Every line below must be reproduced exactly. Copy them all.
----
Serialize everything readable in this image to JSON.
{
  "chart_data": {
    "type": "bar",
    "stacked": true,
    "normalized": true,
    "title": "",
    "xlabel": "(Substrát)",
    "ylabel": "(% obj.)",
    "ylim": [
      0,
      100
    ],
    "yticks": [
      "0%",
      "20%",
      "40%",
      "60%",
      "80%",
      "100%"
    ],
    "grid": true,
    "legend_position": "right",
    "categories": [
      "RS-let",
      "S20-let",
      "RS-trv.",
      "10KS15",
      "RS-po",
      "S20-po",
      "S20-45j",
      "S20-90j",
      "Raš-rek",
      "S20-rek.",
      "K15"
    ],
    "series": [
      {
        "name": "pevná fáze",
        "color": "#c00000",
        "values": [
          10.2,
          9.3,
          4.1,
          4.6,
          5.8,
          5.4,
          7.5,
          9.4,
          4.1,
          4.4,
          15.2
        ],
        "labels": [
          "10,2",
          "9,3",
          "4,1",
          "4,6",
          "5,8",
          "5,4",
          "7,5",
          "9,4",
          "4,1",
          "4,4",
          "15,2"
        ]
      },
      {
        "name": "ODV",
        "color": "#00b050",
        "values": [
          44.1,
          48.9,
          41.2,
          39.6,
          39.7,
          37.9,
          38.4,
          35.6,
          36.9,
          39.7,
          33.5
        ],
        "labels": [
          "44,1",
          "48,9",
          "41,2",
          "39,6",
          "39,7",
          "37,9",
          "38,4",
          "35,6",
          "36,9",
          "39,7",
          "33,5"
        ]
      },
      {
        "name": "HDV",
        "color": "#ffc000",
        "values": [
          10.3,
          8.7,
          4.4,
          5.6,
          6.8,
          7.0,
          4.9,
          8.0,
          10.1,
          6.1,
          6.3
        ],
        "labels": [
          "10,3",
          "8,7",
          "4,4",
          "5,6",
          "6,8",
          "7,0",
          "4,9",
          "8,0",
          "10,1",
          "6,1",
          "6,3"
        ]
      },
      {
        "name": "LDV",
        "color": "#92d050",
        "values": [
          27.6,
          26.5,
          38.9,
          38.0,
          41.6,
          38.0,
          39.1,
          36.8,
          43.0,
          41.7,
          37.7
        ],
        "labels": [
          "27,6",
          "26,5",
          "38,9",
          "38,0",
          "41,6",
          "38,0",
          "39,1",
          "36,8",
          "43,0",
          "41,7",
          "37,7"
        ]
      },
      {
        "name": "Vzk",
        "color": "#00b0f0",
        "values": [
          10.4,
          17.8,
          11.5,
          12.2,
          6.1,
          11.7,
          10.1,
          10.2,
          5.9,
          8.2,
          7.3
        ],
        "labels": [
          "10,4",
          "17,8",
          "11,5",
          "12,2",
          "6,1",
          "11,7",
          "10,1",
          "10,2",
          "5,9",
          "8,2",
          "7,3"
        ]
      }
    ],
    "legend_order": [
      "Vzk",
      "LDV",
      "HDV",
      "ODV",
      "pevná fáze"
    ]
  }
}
----
■ **Finished task**:
Serialize everything readable in this image to JSON.
{
  "chart_data": {
    "type": "bar",
    "stacked": true,
    "normalized": true,
    "title": "",
    "xlabel": "(Substrát)",
    "ylabel": "(% obj.)",
    "ylim": [
      0,
      100
    ],
    "yticks": [
      "0%",
      "20%",
      "40%",
      "60%",
      "80%",
      "100%"
    ],
    "grid": true,
    "legend_position": "right",
    "categories": [
      "RS-let",
      "S20-let",
      "RS-trv.",
      "10KS15",
      "RS-po",
      "S20-po",
      "S20-45j",
      "S20-90j",
      "Raš-rek",
      "S20-rek.",
      "K15"
    ],
    "series": [
      {
        "name": "pevná fáze",
        "color": "#c00000",
        "values": [
          10.2,
          9.3,
          4.1,
          4.6,
          5.8,
          5.4,
          7.5,
          9.4,
          4.1,
          4.4,
          15.2
        ],
        "labels": [
          "10,2",
          "9,3",
          "4,1",
          "4,6",
          "5,8",
          "5,4",
          "7,5",
          "9,4",
          "4,1",
          "4,4",
          "15,2"
        ]
      },
      {
        "name": "ODV",
        "color": "#00b050",
        "values": [
          44.1,
          48.9,
          41.2,
          39.6,
          39.7,
          37.9,
          38.4,
          35.6,
          36.9,
          39.7,
          33.5
        ],
        "labels": [
          "44,1",
          "48,9",
          "41,2",
          "39,6",
          "39,7",
          "37,9",
          "38,4",
          "35,6",
          "36,9",
          "39,7",
          "33,5"
        ]
      },
      {
        "name": "HDV",
        "color": "#ffc000",
        "values": [
          10.3,
          8.7,
          4.4,
          5.6,
          6.8,
          7.0,
          4.9,
          8.0,
          10.1,
          6.1,
          6.3
        ],
        "labels": [
          "10,3",
          "8,7",
          "4,4",
          "5,6",
          "6,8",
          "7,0",
          "4,9",
          "8,0",
          "10,1",
          "6,1",
          "6,3"
        ]
      },
      {
        "name": "LDV",
        "color": "#92d050",
        "values": [
          27.6,
          26.5,
          38.9,
          38.0,
          41.6,
          38.0,
          39.1,
          36.8,
          43.0,
          41.7,
          37.7
        ],
        "labels": [
          "27,6",
          "26,5",
          "38,9",
          "38,0",
          "41,6",
          "38,0",
          "39,1",
          "36,8",
          "43,0",
          "41,7",
          "37,7"
        ]
      },
      {
        "name": "Vzk",
        "color": "#00b0f0",
        "values": [
          10.4,
          17.8,
          11.5,
          12.2,
          6.1,
          11.7,
          10.1,
          10.2,
          5.9,
          8.2,
          7.3
        ],
        "labels": [
          "10,4",
          "17,8",
          "11,5",
          "12,2",
          "6,1",
          "11,7",
          "10,1",
          "10,2",
          "5,9",
          "8,2",
          "7,3"
        ]
      }
    ],
    "legend_order": [
      "Vzk",
      "LDV",
      "HDV",
      "ODV",
      "pevná fáze"
    ]
  }
}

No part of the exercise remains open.